**Short task**
In the entries, find all lines that hold the word "esto" and copy them.

-- start of Supplied material --

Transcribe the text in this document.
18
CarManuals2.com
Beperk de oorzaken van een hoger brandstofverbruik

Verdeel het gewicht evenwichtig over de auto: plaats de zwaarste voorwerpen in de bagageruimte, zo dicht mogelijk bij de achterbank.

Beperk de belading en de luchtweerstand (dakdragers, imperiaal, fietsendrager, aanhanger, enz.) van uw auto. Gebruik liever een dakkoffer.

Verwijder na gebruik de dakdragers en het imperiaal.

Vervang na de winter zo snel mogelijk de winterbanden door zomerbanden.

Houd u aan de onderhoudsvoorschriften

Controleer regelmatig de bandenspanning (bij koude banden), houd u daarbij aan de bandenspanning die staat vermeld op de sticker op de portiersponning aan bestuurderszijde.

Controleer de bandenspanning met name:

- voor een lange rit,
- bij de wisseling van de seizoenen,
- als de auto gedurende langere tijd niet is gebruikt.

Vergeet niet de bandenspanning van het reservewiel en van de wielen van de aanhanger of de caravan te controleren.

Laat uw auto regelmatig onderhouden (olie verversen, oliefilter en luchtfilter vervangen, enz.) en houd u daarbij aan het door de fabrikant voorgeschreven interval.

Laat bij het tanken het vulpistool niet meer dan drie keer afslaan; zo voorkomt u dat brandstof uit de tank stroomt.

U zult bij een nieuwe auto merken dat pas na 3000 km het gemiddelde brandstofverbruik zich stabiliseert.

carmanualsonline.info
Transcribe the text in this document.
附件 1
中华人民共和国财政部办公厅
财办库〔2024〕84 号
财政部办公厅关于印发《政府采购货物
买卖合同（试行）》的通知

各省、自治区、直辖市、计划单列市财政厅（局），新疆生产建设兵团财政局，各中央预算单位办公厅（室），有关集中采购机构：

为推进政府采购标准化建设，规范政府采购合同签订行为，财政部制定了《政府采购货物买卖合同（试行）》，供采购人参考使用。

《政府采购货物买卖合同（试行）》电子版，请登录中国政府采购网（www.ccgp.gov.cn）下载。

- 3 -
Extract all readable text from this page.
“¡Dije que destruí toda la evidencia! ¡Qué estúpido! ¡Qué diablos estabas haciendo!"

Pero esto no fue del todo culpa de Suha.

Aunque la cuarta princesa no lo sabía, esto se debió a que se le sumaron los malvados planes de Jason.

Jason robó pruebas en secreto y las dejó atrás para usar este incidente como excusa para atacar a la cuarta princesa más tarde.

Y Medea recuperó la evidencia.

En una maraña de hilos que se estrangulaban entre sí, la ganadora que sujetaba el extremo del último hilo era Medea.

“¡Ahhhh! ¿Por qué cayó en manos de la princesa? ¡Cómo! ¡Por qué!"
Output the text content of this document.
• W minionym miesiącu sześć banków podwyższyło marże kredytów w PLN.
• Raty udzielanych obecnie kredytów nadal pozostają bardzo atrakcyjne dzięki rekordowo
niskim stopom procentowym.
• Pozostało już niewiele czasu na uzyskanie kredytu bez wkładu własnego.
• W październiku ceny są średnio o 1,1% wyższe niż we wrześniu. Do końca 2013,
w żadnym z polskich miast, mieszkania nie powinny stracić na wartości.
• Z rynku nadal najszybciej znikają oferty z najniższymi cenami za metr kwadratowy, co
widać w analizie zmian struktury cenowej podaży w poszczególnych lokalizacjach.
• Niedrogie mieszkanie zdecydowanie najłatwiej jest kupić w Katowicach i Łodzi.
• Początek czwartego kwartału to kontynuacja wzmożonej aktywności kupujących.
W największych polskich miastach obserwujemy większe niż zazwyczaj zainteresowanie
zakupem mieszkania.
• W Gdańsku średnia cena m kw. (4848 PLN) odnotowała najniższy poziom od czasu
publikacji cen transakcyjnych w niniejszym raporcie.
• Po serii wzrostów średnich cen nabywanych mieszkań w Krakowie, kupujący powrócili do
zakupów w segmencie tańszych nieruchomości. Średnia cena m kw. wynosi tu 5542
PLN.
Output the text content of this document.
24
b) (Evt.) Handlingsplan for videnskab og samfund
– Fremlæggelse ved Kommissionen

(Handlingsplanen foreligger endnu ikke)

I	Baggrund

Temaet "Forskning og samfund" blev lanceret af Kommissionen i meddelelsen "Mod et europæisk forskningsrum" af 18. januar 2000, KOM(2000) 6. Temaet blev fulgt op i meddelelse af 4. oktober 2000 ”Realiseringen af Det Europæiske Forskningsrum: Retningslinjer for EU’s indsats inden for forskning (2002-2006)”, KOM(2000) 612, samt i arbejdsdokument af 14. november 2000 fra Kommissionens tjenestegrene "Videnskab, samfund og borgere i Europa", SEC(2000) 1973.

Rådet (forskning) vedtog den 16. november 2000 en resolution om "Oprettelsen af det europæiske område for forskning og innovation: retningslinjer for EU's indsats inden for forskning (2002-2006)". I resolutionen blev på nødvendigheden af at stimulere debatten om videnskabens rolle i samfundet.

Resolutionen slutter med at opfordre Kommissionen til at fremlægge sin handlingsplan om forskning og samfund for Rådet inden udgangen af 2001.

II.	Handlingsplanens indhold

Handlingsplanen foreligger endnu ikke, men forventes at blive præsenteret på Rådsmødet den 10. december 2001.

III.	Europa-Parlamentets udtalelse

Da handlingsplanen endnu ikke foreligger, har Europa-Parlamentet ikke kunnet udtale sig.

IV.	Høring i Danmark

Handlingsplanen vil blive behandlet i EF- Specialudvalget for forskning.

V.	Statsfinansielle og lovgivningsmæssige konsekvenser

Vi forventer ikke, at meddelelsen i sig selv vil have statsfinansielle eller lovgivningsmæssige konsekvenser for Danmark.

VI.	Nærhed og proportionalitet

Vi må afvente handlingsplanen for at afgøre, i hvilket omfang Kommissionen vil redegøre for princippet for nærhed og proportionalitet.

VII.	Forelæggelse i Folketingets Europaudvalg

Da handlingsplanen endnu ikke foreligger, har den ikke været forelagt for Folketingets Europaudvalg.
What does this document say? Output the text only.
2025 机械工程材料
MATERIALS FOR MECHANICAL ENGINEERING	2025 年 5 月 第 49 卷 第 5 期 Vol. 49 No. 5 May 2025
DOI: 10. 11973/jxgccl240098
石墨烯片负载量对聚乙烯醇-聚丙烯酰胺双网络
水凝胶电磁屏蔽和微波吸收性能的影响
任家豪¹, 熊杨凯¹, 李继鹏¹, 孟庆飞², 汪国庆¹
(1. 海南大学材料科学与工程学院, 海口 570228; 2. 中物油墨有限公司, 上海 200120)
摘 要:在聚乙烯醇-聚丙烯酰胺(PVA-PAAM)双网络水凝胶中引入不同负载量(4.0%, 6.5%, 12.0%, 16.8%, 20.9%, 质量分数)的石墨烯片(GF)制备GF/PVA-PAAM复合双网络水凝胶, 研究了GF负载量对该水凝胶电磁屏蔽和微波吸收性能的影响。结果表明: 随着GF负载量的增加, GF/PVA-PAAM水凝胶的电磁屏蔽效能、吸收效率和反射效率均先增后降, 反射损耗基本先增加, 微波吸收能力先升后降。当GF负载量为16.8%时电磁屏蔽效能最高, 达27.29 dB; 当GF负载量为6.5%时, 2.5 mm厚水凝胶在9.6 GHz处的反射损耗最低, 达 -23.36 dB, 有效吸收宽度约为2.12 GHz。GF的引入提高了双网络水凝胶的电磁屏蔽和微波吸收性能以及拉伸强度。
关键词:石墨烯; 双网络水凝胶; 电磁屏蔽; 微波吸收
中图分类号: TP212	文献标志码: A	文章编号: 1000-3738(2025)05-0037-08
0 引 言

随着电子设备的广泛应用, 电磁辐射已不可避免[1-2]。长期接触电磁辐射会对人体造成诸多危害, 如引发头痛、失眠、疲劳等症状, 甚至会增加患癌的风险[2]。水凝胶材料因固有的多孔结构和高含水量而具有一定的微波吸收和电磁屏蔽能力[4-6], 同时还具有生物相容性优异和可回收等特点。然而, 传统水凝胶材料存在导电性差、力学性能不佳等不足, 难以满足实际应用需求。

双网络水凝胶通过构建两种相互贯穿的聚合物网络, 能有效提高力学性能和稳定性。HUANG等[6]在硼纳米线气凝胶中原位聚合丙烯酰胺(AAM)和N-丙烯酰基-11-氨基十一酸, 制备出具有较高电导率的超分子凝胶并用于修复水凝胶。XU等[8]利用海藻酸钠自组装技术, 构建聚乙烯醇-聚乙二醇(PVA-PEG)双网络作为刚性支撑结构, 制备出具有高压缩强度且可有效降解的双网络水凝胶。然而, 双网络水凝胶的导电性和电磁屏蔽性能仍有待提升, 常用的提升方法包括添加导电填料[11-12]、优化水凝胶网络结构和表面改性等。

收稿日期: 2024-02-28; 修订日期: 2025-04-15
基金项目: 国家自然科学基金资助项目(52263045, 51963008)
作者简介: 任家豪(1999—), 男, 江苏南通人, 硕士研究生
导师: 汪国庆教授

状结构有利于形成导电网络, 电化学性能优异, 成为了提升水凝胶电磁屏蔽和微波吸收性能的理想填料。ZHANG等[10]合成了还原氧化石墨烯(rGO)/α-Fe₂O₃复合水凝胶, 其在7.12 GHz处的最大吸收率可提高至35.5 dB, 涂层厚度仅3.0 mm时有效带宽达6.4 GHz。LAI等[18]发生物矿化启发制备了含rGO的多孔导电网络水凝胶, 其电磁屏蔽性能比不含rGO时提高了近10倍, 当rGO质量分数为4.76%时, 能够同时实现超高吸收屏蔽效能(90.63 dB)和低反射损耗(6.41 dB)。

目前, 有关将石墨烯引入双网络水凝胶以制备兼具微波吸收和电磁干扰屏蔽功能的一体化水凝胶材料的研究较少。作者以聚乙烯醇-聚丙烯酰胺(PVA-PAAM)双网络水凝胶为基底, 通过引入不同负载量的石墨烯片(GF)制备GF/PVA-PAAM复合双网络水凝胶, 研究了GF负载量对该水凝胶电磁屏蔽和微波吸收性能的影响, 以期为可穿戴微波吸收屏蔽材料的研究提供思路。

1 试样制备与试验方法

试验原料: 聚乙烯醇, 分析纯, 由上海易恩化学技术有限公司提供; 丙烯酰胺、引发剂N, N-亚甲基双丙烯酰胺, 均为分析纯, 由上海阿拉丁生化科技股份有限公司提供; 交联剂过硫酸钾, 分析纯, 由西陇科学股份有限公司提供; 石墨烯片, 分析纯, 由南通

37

-- end of Supplied material --

**Task solution**
Pero esto no fue del todo culpa de Suha.
Aunque la cuarta princesa no lo sabía, esto se debió a que se le sumaron los malvados planes de Jason.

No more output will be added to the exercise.